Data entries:
--- Begin ---
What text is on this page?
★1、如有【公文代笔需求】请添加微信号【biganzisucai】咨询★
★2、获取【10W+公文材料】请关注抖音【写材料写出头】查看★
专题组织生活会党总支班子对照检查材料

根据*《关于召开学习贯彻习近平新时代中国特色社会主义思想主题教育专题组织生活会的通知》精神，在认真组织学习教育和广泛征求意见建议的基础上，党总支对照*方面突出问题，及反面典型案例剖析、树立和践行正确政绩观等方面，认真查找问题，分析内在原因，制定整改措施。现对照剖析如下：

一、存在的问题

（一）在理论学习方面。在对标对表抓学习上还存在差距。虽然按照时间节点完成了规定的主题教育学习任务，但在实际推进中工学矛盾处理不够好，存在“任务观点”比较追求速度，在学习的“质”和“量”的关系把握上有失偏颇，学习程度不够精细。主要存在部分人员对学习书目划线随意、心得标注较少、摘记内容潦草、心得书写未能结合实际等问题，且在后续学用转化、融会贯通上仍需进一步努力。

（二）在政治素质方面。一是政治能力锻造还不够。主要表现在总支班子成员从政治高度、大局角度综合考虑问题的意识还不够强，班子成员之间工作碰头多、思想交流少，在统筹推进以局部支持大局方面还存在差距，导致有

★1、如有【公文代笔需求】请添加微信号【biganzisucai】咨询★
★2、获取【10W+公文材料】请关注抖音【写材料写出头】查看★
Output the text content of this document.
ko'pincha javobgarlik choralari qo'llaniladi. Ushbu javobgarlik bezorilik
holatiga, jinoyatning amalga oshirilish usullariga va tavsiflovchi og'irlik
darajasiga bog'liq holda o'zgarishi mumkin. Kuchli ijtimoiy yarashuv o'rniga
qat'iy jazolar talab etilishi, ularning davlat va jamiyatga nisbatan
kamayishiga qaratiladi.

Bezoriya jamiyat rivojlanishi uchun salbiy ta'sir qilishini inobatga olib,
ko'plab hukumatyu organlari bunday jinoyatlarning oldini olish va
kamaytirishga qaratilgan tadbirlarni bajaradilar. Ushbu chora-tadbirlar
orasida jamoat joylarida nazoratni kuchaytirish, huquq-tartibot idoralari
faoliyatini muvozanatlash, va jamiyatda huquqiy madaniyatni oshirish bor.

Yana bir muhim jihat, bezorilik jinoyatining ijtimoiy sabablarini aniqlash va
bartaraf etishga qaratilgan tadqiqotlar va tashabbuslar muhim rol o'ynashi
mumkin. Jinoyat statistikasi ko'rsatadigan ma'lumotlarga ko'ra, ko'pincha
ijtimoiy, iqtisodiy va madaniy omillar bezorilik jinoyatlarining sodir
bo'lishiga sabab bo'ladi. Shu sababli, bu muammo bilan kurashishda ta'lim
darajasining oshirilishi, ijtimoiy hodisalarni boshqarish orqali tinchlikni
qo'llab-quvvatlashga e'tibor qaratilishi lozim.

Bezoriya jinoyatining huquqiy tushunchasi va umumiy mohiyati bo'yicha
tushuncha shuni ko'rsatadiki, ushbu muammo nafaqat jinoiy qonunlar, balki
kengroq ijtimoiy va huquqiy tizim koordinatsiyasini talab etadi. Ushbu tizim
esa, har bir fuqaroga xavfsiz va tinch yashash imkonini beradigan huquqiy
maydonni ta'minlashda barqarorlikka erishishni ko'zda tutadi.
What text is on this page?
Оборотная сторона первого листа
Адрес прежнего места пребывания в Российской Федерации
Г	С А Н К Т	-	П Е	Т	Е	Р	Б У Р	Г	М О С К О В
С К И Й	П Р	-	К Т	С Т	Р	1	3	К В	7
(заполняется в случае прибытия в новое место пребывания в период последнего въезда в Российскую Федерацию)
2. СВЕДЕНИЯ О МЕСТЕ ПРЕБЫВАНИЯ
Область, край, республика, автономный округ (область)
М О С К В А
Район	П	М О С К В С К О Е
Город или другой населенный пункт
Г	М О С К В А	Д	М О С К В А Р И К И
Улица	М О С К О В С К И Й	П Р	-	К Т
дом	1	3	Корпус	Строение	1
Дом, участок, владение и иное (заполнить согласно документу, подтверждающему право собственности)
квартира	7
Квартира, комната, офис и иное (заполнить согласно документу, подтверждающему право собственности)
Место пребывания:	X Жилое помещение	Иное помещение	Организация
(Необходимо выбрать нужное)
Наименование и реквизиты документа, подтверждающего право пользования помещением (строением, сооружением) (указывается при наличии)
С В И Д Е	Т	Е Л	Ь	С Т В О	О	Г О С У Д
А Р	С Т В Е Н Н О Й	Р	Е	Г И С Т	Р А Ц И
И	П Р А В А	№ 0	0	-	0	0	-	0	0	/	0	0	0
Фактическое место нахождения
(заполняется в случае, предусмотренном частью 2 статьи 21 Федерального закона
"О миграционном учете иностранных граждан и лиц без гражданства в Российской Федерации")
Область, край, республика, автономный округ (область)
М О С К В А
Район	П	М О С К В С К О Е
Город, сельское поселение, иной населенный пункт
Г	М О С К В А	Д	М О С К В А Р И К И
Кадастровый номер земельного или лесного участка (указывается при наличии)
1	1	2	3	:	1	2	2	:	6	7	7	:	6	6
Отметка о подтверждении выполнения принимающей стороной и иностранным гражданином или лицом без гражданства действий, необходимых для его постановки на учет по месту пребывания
--- End ---
▸ **EXERCISE PROMPT**
Reproduce the listing above word for word.

▸ **RESPONSE**
What text is on this page?
★1、如有【公文代笔需求】请添加微信号【biganzisucai】咨询★
★2、获取【10W+公文材料】请关注抖音【写材料写出头】查看★
专题组织生活会党总支班子对照检查材料

根据*《关于召开学习贯彻习近平新时代中国特色社会主义思想主题教育专题组织生活会的通知》精神，在认真组织学习教育和广泛征求意见建议的基础上，党总支对照*方面突出问题，及反面典型案例剖析、树立和践行正确政绩观等方面，认真查找问题，分析内在原因，制定整改措施。现对照剖析如下：

一、存在的问题

（一）在理论学习方面。在对标对表抓学习上还存在差距。虽然按照时间节点完成了规定的主题教育学习任务，但在实际推进中工学矛盾处理不够好，存在“任务观点”比较追求速度，在学习的“质”和“量”的关系把握上有失偏颇，学习程度不够精细。主要存在部分人员对学习书目划线随意、心得标注较少、摘记内容潦草、心得书写未能结合实际等问题，且在后续学用转化、融会贯通上仍需进一步努力。

（二）在政治素质方面。一是政治能力锻造还不够。主要表现在总支班子成员从政治高度、大局角度综合考虑问题的意识还不够强，班子成员之间工作碰头多、思想交流少，在统筹推进以局部支持大局方面还存在差距，导致有

★1、如有【公文代笔需求】请添加微信号【biganzisucai】咨询★
★2、获取【10W+公文材料】请关注抖音【写材料写出头】查看★
Output the text content of this document.
ko'pincha javobgarlik choralari qo'llaniladi. Ushbu javobgarlik bezorilik
holatiga, jinoyatning amalga oshirilish usullariga va tavsiflovchi og'irlik
darajasiga bog'liq holda o'zgarishi mumkin. Kuchli ijtimoiy yarashuv o'rniga
qat'iy jazolar talab etilishi, ularning davlat va jamiyatga nisbatan
kamayishiga qaratiladi.

Bezoriya jamiyat rivojlanishi uchun salbiy ta'sir qilishini inobatga olib,
ko'plab hukumatyu organlari bunday jinoyatlarning oldini olish va
kamaytirishga qaratilgan tadbirlarni bajaradilar. Ushbu chora-tadbirlar
orasida jamoat joylarida nazoratni kuchaytirish, huquq-tartibot idoralari
faoliyatini muvozanatlash, va jamiyatda huquqiy madaniyatni oshirish bor.

Yana bir muhim jihat, bezorilik jinoyatining ijtimoiy sabablarini aniqlash va
bartaraf etishga qaratilgan tadqiqotlar va tashabbuslar muhim rol o'ynashi
mumkin. Jinoyat statistikasi ko'rsatadigan ma'lumotlarga ko'ra, ko'pincha
ijtimoiy, iqtisodiy va madaniy omillar bezorilik jinoyatlarining sodir
bo'lishiga sabab bo'ladi. Shu sababli, bu muammo bilan kurashishda ta'lim
darajasining oshirilishi, ijtimoiy hodisalarni boshqarish orqali tinchlikni
qo'llab-quvvatlashga e'tibor qaratilishi lozim.

Bezoriya jinoyatining huquqiy tushunchasi va umumiy mohiyati bo'yicha
tushuncha shuni ko'rsatadiki, ushbu muammo nafaqat jinoiy qonunlar, balki
kengroq ijtimoiy va huquqiy tizim koordinatsiyasini talab etadi. Ushbu tizim
esa, har bir fuqaroga xavfsiz va tinch yashash imkonini beradigan huquqiy
maydonni ta'minlashda barqarorlikka erishishni ko'zda tutadi.
What text is on this page?
Оборотная сторона первого листа
Адрес прежнего места пребывания в Российской Федерации
Г	С А Н К Т	-	П Е	Т	Е	Р	Б У Р	Г	М О С К О В
С К И Й	П Р	-	К Т	С Т	Р	1	3	К В	7
(заполняется в случае прибытия в новое место пребывания в период последнего въезда в Российскую Федерацию)
2. СВЕДЕНИЯ О МЕСТЕ ПРЕБЫВАНИЯ
Область, край, республика, автономный округ (область)
М О С К В А
Район	П	М О С К В С К О Е
Город или другой населенный пункт
Г	М О С К В А	Д	М О С К В А Р И К И
Улица	М О С К О В С К И Й	П Р	-	К Т
дом	1	3	Корпус	Строение	1
Дом, участок, владение и иное (заполнить согласно документу, подтверждающему право собственности)
квартира	7
Квартира, комната, офис и иное (заполнить согласно документу, подтверждающему право собственности)
Место пребывания:	X Жилое помещение	Иное помещение	Организация
(Необходимо выбрать нужное)
Наименование и реквизиты документа, подтверждающего право пользования помещением (строением, сооружением) (указывается при наличии)
С В И Д Е	Т	Е Л	Ь	С Т В О	О	Г О С У Д
А Р	С Т В Е Н Н О Й	Р	Е	Г И С Т	Р А Ц И
И	П Р А В А	№ 0	0	-	0	0	-	0	0	/	0	0	0
Фактическое место нахождения
(заполняется в случае, предусмотренном частью 2 статьи 21 Федерального закона
"О миграционном учете иностранных граждан и лиц без гражданства в Российской Федерации")
Область, край, республика, автономный округ (область)
М О С К В А
Район	П	М О С К В С К О Е
Город, сельское поселение, иной населенный пункт
Г	М О С К В А	Д	М О С К В А Р И К И
Кадастровый номер земельного или лесного участка (указывается при наличии)
1	1	2	3	:	1	2	2	:	6	7	7	:	6	6
Отметка о подтверждении выполнения принимающей стороной и иностранным гражданином или лицом без гражданства действий, необходимых для его постановки на учет по месту пребывания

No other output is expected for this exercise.